Task objective
Take the records underneath and set them down exactly.

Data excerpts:
^^^^

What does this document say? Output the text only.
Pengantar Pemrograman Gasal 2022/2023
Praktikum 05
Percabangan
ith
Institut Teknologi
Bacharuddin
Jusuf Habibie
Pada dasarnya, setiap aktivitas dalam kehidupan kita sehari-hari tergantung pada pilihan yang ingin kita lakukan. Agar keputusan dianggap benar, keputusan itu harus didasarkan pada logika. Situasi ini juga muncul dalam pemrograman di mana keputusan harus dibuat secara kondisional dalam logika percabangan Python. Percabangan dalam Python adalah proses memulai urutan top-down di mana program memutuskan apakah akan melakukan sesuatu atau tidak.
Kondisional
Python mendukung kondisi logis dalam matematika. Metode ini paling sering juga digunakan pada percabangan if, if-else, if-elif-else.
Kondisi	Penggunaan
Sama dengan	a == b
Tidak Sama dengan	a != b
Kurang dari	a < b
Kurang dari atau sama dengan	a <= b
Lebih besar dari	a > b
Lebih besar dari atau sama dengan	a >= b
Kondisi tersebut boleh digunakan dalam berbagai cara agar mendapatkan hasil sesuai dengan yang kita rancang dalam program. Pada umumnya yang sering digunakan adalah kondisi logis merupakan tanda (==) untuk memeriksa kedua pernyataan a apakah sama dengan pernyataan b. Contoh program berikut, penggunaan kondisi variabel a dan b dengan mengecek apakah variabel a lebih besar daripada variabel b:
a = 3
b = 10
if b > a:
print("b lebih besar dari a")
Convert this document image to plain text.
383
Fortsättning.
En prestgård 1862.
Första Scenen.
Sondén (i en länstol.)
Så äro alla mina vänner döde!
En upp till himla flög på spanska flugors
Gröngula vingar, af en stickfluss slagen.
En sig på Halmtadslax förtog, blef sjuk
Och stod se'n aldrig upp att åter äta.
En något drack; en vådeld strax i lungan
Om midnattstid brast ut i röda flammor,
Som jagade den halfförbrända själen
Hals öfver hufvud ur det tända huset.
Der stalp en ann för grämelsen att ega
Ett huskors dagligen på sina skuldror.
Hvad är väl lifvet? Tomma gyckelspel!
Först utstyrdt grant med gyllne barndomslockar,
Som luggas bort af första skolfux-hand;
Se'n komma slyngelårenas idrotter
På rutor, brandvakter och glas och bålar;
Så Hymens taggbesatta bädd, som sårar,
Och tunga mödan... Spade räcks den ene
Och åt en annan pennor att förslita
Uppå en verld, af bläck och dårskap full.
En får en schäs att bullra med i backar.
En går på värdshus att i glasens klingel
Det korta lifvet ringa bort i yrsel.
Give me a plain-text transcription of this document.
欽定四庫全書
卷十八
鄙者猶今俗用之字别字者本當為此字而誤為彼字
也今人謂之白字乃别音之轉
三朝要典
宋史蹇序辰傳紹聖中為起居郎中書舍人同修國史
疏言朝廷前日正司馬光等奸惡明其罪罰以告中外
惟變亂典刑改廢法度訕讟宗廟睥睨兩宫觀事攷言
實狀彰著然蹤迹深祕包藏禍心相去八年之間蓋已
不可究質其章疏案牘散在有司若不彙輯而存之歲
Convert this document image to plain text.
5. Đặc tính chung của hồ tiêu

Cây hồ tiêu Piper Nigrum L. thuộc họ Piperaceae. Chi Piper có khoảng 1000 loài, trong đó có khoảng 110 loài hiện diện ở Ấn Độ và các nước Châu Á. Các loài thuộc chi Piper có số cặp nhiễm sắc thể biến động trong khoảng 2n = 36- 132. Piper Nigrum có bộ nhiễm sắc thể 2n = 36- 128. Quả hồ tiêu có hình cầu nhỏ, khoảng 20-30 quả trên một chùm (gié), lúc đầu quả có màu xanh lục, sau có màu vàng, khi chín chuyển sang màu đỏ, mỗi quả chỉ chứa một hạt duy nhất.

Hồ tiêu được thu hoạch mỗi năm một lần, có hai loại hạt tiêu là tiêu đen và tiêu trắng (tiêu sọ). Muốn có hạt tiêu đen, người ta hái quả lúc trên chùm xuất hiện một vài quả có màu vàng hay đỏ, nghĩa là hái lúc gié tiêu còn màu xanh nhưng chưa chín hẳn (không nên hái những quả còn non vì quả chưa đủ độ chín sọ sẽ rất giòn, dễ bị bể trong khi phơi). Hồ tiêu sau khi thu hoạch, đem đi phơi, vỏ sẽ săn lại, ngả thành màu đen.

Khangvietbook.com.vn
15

^^^^

The completed task
What does this document say? Output the text only.
Pengantar Pemrograman Gasal 2022/2023
Praktikum 05
Percabangan
ith
Institut Teknologi
Bacharuddin
Jusuf Habibie
Pada dasarnya, setiap aktivitas dalam kehidupan kita sehari-hari tergantung pada pilihan yang ingin kita lakukan. Agar keputusan dianggap benar, keputusan itu harus didasarkan pada logika. Situasi ini juga muncul dalam pemrograman di mana keputusan harus dibuat secara kondisional dalam logika percabangan Python. Percabangan dalam Python adalah proses memulai urutan top-down di mana program memutuskan apakah akan melakukan sesuatu atau tidak.
Kondisional
Python mendukung kondisi logis dalam matematika. Metode ini paling sering juga digunakan pada percabangan if, if-else, if-elif-else.
Kondisi	Penggunaan
Sama dengan	a == b
Tidak Sama dengan	a != b
Kurang dari	a < b
Kurang dari atau sama dengan	a <= b
Lebih besar dari	a > b
Lebih besar dari atau sama dengan	a >= b
Kondisi tersebut boleh digunakan dalam berbagai cara agar mendapatkan hasil sesuai dengan yang kita rancang dalam program. Pada umumnya yang sering digunakan adalah kondisi logis merupakan tanda (==) untuk memeriksa kedua pernyataan a apakah sama dengan pernyataan b. Contoh program berikut, penggunaan kondisi variabel a dan b dengan mengecek apakah variabel a lebih besar daripada variabel b:
a = 3
b = 10
if b > a:
print("b lebih besar dari a")
Convert this document image to plain text.
383
Fortsättning.
En prestgård 1862.
Första Scenen.
Sondén (i en länstol.)
Så äro alla mina vänner döde!
En upp till himla flög på spanska flugors
Gröngula vingar, af en stickfluss slagen.
En sig på Halmtadslax förtog, blef sjuk
Och stod se'n aldrig upp att åter äta.
En något drack; en vådeld strax i lungan
Om midnattstid brast ut i röda flammor,
Som jagade den halfförbrända själen
Hals öfver hufvud ur det tända huset.
Der stalp en ann för grämelsen att ega
Ett huskors dagligen på sina skuldror.
Hvad är väl lifvet? Tomma gyckelspel!
Först utstyrdt grant med gyllne barndomslockar,
Som luggas bort af första skolfux-hand;
Se'n komma slyngelårenas idrotter
På rutor, brandvakter och glas och bålar;
Så Hymens taggbesatta bädd, som sårar,
Och tunga mödan... Spade räcks den ene
Och åt en annan pennor att förslita
Uppå en verld, af bläck och dårskap full.
En får en schäs att bullra med i backar.
En går på värdshus att i glasens klingel
Det korta lifvet ringa bort i yrsel.
Give me a plain-text transcription of this document.
欽定四庫全書
卷十八
鄙者猶今俗用之字别字者本當為此字而誤為彼字
也今人謂之白字乃别音之轉
三朝要典
宋史蹇序辰傳紹聖中為起居郎中書舍人同修國史
疏言朝廷前日正司馬光等奸惡明其罪罰以告中外
惟變亂典刑改廢法度訕讟宗廟睥睨兩宫觀事攷言
實狀彰著然蹤迹深祕包藏禍心相去八年之間蓋已
不可究質其章疏案牘散在有司若不彙輯而存之歲
Convert this document image to plain text.
5. Đặc tính chung của hồ tiêu

Cây hồ tiêu Piper Nigrum L. thuộc họ Piperaceae. Chi Piper có khoảng 1000 loài, trong đó có khoảng 110 loài hiện diện ở Ấn Độ và các nước Châu Á. Các loài thuộc chi Piper có số cặp nhiễm sắc thể biến động trong khoảng 2n = 36- 132. Piper Nigrum có bộ nhiễm sắc thể 2n = 36- 128. Quả hồ tiêu có hình cầu nhỏ, khoảng 20-30 quả trên một chùm (gié), lúc đầu quả có màu xanh lục, sau có màu vàng, khi chín chuyển sang màu đỏ, mỗi quả chỉ chứa một hạt duy nhất.

Hồ tiêu được thu hoạch mỗi năm một lần, có hai loại hạt tiêu là tiêu đen và tiêu trắng (tiêu sọ). Muốn có hạt tiêu đen, người ta hái quả lúc trên chùm xuất hiện một vài quả có màu vàng hay đỏ, nghĩa là hái lúc gié tiêu còn màu xanh nhưng chưa chín hẳn (không nên hái những quả còn non vì quả chưa đủ độ chín sọ sẽ rất giòn, dễ bị bể trong khi phơi). Hồ tiêu sau khi thu hoạch, đem đi phơi, vỏ sẽ săn lại, ngả thành màu đen.

Khangvietbook.com.vn
15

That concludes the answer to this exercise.